JOB
Every line that contains the word "действует" should be copied.

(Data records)
===

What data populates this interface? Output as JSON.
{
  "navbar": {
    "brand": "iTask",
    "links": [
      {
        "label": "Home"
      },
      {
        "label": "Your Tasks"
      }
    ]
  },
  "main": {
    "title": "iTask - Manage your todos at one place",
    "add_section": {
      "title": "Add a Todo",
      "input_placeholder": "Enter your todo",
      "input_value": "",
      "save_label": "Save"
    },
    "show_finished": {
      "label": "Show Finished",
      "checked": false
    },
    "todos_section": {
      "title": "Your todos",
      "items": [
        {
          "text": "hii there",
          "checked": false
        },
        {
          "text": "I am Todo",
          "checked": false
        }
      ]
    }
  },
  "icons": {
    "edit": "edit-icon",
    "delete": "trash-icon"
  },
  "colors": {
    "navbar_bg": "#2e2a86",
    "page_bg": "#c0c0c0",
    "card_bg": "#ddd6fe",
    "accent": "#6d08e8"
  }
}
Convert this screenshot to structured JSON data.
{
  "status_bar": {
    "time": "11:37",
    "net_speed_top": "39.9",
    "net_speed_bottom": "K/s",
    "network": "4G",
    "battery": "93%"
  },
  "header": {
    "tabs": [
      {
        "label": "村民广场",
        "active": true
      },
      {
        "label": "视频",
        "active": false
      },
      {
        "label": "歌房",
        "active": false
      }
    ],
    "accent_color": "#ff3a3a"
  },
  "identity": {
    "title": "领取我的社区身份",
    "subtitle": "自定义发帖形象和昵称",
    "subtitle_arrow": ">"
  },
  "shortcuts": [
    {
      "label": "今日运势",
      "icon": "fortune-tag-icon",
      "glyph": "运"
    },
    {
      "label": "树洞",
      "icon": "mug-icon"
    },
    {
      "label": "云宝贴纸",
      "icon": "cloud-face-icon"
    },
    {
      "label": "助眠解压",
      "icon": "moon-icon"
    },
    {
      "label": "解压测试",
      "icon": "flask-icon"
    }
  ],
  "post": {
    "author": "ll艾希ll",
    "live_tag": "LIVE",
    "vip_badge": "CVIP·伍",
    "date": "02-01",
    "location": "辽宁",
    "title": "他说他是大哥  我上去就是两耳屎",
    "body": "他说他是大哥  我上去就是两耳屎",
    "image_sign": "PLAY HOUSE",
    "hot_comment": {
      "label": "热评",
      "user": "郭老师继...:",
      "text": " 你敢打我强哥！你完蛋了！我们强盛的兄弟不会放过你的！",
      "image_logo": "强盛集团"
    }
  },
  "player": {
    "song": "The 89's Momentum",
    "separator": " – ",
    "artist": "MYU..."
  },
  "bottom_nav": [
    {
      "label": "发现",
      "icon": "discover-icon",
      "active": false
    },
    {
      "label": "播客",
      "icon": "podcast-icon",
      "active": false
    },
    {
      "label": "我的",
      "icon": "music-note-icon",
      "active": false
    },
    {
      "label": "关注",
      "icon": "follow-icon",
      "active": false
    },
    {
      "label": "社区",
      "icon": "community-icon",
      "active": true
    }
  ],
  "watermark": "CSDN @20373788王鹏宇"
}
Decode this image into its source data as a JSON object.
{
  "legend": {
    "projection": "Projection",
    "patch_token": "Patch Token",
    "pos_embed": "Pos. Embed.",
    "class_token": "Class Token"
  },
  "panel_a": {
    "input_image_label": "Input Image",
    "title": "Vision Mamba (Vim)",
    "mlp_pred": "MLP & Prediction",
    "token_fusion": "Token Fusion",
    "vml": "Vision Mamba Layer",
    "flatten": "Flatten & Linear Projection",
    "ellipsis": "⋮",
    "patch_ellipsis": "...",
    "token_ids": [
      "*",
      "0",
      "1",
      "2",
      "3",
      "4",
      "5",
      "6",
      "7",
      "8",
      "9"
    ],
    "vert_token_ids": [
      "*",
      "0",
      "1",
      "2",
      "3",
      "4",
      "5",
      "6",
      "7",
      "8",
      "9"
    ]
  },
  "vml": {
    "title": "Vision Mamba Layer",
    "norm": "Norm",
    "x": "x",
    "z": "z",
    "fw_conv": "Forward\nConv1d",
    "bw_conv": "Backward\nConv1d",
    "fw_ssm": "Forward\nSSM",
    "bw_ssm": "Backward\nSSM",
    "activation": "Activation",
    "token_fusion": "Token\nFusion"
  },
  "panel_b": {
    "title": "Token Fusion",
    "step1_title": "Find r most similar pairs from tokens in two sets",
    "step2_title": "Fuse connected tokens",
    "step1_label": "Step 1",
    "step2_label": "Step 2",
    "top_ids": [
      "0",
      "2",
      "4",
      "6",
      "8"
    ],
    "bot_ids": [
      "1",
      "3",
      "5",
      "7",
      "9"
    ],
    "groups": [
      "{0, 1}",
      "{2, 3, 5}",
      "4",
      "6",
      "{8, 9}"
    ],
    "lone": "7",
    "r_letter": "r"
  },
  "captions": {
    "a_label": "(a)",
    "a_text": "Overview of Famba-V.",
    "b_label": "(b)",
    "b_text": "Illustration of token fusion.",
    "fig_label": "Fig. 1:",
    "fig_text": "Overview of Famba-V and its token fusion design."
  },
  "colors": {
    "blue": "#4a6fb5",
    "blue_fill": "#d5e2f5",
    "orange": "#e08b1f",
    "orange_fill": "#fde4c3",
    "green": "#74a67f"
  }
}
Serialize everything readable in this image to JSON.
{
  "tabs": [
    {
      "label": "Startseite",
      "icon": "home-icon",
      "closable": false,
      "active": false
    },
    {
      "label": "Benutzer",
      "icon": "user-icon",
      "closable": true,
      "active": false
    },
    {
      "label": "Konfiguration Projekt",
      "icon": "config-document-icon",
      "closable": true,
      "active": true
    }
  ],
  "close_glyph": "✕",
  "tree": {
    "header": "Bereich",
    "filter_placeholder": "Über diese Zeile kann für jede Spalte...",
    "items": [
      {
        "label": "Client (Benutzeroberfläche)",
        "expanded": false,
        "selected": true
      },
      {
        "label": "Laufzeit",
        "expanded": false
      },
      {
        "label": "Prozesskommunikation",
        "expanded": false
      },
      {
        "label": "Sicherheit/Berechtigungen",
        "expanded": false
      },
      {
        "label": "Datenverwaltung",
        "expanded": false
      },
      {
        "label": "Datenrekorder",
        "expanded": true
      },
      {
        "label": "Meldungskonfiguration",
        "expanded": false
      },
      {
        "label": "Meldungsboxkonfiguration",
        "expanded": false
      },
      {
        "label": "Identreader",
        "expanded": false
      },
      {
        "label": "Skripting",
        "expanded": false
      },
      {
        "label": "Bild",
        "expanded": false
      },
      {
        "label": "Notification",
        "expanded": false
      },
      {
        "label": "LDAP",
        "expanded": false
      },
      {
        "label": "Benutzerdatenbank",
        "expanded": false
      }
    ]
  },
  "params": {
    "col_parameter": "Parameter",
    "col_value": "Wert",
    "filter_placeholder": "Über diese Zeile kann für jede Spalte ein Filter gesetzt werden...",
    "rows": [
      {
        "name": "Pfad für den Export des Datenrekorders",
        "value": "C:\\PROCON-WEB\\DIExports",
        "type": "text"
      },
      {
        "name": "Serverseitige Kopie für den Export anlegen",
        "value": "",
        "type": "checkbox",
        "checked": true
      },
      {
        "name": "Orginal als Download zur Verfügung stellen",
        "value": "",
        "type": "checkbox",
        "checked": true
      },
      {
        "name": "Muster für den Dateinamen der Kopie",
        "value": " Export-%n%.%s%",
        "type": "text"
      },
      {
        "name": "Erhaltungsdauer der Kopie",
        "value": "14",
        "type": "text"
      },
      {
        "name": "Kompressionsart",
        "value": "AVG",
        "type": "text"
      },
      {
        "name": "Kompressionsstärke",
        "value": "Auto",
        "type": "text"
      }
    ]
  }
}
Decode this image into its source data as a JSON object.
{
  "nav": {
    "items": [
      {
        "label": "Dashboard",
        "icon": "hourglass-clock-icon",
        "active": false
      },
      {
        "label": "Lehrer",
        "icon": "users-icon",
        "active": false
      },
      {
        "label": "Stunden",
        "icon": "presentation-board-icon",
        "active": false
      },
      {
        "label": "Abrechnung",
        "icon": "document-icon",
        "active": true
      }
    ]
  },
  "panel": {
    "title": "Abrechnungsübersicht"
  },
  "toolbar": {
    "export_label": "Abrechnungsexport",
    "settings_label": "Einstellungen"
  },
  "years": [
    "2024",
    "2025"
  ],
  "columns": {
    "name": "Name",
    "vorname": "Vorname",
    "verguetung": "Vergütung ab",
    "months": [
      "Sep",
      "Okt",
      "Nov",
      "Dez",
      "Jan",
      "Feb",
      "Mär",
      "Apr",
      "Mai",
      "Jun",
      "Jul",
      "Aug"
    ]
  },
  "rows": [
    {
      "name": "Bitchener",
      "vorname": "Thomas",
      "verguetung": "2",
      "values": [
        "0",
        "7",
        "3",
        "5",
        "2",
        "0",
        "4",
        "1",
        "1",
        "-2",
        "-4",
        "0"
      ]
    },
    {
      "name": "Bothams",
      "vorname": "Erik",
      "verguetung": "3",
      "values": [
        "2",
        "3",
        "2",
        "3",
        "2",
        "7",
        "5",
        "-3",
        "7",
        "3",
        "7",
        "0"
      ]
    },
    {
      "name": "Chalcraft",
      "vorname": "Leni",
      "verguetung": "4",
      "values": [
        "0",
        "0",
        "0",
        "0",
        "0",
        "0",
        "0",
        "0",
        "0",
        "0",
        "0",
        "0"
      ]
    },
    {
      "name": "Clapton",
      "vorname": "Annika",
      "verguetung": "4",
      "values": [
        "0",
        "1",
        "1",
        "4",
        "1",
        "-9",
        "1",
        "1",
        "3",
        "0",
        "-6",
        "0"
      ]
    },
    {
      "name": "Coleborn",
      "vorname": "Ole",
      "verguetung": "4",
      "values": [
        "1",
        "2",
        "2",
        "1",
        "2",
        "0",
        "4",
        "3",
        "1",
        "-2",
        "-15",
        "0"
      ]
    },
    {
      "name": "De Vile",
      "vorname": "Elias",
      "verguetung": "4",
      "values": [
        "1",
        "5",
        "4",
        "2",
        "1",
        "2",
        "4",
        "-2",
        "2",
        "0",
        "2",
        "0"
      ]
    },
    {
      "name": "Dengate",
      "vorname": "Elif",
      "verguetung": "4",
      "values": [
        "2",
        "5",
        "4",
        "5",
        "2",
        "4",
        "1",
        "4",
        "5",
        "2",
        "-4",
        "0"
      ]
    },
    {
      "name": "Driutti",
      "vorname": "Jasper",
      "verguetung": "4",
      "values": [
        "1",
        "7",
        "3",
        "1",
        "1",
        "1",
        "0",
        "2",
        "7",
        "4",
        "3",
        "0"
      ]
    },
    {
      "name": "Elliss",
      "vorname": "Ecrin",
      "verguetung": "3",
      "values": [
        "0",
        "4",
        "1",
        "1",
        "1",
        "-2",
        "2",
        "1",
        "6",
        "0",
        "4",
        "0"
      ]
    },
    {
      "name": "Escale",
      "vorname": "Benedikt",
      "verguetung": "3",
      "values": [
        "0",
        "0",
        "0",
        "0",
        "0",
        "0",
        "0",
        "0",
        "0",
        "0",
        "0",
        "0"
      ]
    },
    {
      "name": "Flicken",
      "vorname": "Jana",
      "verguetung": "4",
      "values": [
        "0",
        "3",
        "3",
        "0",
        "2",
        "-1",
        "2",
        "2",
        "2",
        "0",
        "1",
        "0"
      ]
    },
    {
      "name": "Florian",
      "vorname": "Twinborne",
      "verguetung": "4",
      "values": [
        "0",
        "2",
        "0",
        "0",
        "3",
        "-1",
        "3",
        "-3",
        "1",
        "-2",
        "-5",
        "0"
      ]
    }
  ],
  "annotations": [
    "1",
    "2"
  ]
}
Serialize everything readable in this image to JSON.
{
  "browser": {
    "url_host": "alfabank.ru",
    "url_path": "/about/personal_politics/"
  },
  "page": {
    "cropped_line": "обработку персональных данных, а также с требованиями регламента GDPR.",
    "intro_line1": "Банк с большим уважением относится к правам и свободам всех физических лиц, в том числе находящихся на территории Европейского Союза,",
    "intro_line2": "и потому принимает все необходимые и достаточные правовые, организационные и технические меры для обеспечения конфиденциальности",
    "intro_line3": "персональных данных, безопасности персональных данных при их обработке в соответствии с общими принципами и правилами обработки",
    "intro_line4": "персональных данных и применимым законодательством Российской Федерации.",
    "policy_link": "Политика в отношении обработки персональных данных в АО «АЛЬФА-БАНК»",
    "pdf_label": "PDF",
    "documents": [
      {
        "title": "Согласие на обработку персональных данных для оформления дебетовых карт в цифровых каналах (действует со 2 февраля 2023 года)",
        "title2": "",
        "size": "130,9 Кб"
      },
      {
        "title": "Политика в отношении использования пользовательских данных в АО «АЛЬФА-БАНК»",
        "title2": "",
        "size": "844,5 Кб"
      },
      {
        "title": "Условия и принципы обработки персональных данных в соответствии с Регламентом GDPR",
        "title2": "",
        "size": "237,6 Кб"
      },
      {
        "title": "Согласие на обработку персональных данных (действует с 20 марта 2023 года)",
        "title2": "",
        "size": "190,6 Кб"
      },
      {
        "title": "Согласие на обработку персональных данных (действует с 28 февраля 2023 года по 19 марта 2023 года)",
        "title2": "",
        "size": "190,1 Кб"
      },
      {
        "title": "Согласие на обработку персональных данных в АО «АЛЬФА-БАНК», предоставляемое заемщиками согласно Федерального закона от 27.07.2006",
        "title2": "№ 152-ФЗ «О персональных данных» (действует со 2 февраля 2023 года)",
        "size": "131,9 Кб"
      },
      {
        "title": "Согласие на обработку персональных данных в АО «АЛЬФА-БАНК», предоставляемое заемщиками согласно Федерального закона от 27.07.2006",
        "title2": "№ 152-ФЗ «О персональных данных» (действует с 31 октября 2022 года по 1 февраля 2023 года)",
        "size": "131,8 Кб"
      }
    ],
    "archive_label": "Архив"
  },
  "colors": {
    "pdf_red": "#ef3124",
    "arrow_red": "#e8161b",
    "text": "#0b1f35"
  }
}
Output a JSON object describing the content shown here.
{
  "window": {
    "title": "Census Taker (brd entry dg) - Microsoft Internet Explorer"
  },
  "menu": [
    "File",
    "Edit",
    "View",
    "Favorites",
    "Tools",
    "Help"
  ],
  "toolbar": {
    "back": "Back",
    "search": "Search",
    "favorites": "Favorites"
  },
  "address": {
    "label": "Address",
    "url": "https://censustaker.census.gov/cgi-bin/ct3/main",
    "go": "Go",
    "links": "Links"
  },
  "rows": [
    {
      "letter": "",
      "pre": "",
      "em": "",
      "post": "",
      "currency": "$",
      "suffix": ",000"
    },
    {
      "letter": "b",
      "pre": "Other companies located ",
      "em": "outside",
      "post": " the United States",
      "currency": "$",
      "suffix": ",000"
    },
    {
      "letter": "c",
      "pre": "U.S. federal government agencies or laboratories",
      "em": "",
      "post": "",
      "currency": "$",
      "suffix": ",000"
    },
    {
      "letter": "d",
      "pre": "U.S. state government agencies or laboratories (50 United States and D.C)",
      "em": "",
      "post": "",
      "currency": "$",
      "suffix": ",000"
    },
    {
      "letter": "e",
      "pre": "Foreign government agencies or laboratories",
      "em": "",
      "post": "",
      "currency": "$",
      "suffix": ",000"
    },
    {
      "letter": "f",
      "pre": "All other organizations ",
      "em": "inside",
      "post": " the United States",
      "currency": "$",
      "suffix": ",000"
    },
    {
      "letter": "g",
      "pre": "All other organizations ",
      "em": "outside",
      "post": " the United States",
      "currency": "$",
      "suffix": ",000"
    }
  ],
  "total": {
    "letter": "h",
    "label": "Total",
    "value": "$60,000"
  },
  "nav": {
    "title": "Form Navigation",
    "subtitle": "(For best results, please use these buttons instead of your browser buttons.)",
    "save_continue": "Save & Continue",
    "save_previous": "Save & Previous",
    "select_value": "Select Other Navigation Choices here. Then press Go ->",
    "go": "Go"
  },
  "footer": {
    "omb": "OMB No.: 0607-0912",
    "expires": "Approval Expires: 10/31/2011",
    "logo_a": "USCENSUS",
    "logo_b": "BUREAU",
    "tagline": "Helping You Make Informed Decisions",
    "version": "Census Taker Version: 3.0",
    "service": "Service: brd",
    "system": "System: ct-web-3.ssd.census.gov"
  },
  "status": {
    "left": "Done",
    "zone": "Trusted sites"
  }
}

===

SOLUTION BELOW
        "title": "Согласие на обработку персональных данных для оформления дебетовых карт в цифровых каналах (действует со 2 февраля 2023 года)",
        "title": "Согласие на обработку персональных данных (действует с 20 марта 2023 года)",
        "title": "Согласие на обработку персональных данных (действует с 28 февраля 2023 года по 19 марта 2023 года)",
        "title2": "№ 152-ФЗ «О персональных данных» (действует со 2 февраля 2023 года)",
        "title2": "№ 152-ФЗ «О персональных данных» (действует с 31 октября 2022 года по 1 февраля 2023 года)",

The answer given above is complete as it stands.